The data below must be copied in full and without any change.

================================

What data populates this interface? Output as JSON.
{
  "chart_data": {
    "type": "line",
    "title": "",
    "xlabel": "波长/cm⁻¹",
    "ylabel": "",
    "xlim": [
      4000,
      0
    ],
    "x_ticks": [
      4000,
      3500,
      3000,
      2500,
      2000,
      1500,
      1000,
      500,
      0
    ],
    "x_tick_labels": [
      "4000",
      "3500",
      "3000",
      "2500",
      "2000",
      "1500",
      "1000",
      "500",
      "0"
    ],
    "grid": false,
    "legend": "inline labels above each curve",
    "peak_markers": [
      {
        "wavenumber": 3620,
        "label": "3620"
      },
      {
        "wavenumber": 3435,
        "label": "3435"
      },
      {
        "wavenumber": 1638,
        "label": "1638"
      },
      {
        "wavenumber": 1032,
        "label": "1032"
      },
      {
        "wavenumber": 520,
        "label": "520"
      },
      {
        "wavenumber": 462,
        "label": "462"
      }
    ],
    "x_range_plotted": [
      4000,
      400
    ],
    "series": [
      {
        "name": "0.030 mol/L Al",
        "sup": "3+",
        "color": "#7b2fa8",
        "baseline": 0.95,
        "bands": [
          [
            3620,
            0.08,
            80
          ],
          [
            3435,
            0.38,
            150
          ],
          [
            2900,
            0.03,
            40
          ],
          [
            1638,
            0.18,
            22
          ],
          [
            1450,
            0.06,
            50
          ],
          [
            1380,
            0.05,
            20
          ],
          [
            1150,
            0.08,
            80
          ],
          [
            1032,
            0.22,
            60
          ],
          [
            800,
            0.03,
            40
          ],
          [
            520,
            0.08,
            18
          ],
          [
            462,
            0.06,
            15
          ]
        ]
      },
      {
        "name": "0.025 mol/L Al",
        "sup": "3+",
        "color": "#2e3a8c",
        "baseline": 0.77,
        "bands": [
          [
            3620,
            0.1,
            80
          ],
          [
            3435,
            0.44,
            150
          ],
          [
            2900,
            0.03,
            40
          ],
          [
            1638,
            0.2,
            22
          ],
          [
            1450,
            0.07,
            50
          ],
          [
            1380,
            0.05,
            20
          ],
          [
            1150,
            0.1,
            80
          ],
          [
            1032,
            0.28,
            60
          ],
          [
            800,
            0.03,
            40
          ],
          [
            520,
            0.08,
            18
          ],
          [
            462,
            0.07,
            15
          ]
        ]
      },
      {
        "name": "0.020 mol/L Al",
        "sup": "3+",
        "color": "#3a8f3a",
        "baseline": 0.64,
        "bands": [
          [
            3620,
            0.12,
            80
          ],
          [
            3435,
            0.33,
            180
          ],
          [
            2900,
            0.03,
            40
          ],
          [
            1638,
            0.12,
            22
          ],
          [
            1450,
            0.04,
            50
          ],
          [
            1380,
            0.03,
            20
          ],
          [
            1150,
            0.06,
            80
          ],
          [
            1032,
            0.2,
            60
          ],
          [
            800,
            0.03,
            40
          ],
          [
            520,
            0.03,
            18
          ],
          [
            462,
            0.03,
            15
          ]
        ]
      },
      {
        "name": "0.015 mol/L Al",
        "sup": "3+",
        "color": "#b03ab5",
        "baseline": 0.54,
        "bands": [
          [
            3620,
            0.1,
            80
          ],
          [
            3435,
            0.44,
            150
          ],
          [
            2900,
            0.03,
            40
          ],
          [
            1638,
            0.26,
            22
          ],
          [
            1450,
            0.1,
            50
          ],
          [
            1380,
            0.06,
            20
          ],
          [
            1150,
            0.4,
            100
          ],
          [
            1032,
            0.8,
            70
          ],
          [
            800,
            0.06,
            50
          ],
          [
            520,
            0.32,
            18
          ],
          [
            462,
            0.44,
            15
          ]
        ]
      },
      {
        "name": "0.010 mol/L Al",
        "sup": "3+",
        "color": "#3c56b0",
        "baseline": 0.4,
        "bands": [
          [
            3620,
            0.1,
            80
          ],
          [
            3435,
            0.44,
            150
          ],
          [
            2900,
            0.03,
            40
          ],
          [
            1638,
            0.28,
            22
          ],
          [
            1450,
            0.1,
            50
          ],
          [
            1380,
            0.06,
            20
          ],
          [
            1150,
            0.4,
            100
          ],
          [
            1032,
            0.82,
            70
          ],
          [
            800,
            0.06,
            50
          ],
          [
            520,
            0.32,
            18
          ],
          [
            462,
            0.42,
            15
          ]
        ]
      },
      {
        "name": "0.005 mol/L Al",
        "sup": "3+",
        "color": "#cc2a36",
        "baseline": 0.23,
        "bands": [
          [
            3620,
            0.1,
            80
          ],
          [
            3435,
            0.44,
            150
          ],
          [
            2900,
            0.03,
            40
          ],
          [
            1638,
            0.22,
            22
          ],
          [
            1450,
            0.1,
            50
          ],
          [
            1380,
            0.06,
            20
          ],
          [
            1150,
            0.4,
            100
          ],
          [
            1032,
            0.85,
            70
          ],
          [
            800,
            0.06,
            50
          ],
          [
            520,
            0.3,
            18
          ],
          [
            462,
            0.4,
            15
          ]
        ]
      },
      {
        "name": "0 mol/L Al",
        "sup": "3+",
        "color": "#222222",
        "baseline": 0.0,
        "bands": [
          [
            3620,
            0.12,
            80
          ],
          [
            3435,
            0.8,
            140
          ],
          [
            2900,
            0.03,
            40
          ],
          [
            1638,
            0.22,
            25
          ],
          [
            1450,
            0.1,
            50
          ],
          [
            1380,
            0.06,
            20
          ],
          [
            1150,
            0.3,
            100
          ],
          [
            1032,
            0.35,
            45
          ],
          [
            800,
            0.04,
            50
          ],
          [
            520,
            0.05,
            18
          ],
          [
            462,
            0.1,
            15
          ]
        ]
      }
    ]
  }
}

================================

- _Finished task_
What data populates this interface? Output as JSON.
{
  "chart_data": {
    "type": "line",
    "title": "",
    "xlabel": "波长/cm⁻¹",
    "ylabel": "",
    "xlim": [
      4000,
      0
    ],
    "x_ticks": [
      4000,
      3500,
      3000,
      2500,
      2000,
      1500,
      1000,
      500,
      0
    ],
    "x_tick_labels": [
      "4000",
      "3500",
      "3000",
      "2500",
      "2000",
      "1500",
      "1000",
      "500",
      "0"
    ],
    "grid": false,
    "legend": "inline labels above each curve",
    "peak_markers": [
      {
        "wavenumber": 3620,
        "label": "3620"
      },
      {
        "wavenumber": 3435,
        "label": "3435"
      },
      {
        "wavenumber": 1638,
        "label": "1638"
      },
      {
        "wavenumber": 1032,
        "label": "1032"
      },
      {
        "wavenumber": 520,
        "label": "520"
      },
      {
        "wavenumber": 462,
        "label": "462"
      }
    ],
    "x_range_plotted": [
      4000,
      400
    ],
    "series": [
      {
        "name": "0.030 mol/L Al",
        "sup": "3+",
        "color": "#7b2fa8",
        "baseline": 0.95,
        "bands": [
          [
            3620,
            0.08,
            80
          ],
          [
            3435,
            0.38,
            150
          ],
          [
            2900,
            0.03,
            40
          ],
          [
            1638,
            0.18,
            22
          ],
          [
            1450,
            0.06,
            50
          ],
          [
            1380,
            0.05,
            20
          ],
          [
            1150,
            0.08,
            80
          ],
          [
            1032,
            0.22,
            60
          ],
          [
            800,
            0.03,
            40
          ],
          [
            520,
            0.08,
            18
          ],
          [
            462,
            0.06,
            15
          ]
        ]
      },
      {
        "name": "0.025 mol/L Al",
        "sup": "3+",
        "color": "#2e3a8c",
        "baseline": 0.77,
        "bands": [
          [
            3620,
            0.1,
            80
          ],
          [
            3435,
            0.44,
            150
          ],
          [
            2900,
            0.03,
            40
          ],
          [
            1638,
            0.2,
            22
          ],
          [
            1450,
            0.07,
            50
          ],
          [
            1380,
            0.05,
            20
          ],
          [
            1150,
            0.1,
            80
          ],
          [
            1032,
            0.28,
            60
          ],
          [
            800,
            0.03,
            40
          ],
          [
            520,
            0.08,
            18
          ],
          [
            462,
            0.07,
            15
          ]
        ]
      },
      {
        "name": "0.020 mol/L Al",
        "sup": "3+",
        "color": "#3a8f3a",
        "baseline": 0.64,
        "bands": [
          [
            3620,
            0.12,
            80
          ],
          [
            3435,
            0.33,
            180
          ],
          [
            2900,
            0.03,
            40
          ],
          [
            1638,
            0.12,
            22
          ],
          [
            1450,
            0.04,
            50
          ],
          [
            1380,
            0.03,
            20
          ],
          [
            1150,
            0.06,
            80
          ],
          [
            1032,
            0.2,
            60
          ],
          [
            800,
            0.03,
            40
          ],
          [
            520,
            0.03,
            18
          ],
          [
            462,
            0.03,
            15
          ]
        ]
      },
      {
        "name": "0.015 mol/L Al",
        "sup": "3+",
        "color": "#b03ab5",
        "baseline": 0.54,
        "bands": [
          [
            3620,
            0.1,
            80
          ],
          [
            3435,
            0.44,
            150
          ],
          [
            2900,
            0.03,
            40
          ],
          [
            1638,
            0.26,
            22
          ],
          [
            1450,
            0.1,
            50
          ],
          [
            1380,
            0.06,
            20
          ],
          [
            1150,
            0.4,
            100
          ],
          [
            1032,
            0.8,
            70
          ],
          [
            800,
            0.06,
            50
          ],
          [
            520,
            0.32,
            18
          ],
          [
            462,
            0.44,
            15
          ]
        ]
      },
      {
        "name": "0.010 mol/L Al",
        "sup": "3+",
        "color": "#3c56b0",
        "baseline": 0.4,
        "bands": [
          [
            3620,
            0.1,
            80
          ],
          [
            3435,
            0.44,
            150
          ],
          [
            2900,
            0.03,
            40
          ],
          [
            1638,
            0.28,
            22
          ],
          [
            1450,
            0.1,
            50
          ],
          [
            1380,
            0.06,
            20
          ],
          [
            1150,
            0.4,
            100
          ],
          [
            1032,
            0.82,
            70
          ],
          [
            800,
            0.06,
            50
          ],
          [
            520,
            0.32,
            18
          ],
          [
            462,
            0.42,
            15
          ]
        ]
      },
      {
        "name": "0.005 mol/L Al",
        "sup": "3+",
        "color": "#cc2a36",
        "baseline": 0.23,
        "bands": [
          [
            3620,
            0.1,
            80
          ],
          [
            3435,
            0.44,
            150
          ],
          [
            2900,
            0.03,
            40
          ],
          [
            1638,
            0.22,
            22
          ],
          [
            1450,
            0.1,
            50
          ],
          [
            1380,
            0.06,
            20
          ],
          [
            1150,
            0.4,
            100
          ],
          [
            1032,
            0.85,
            70
          ],
          [
            800,
            0.06,
            50
          ],
          [
            520,
            0.3,
            18
          ],
          [
            462,
            0.4,
            15
          ]
        ]
      },
      {
        "name": "0 mol/L Al",
        "sup": "3+",
        "color": "#222222",
        "baseline": 0.0,
        "bands": [
          [
            3620,
            0.12,
            80
          ],
          [
            3435,
            0.8,
            140
          ],
          [
            2900,
            0.03,
            40
          ],
          [
            1638,
            0.22,
            25
          ],
          [
            1450,
            0.1,
            50
          ],
          [
            1380,
            0.06,
            20
          ],
          [
            1150,
            0.3,
            100
          ],
          [
            1032,
            0.35,
            45
          ],
          [
            800,
            0.04,
            50
          ],
          [
            520,
            0.05,
            18
          ],
          [
            462,
            0.1,
            15
          ]
        ]
      }
    ]
  }
}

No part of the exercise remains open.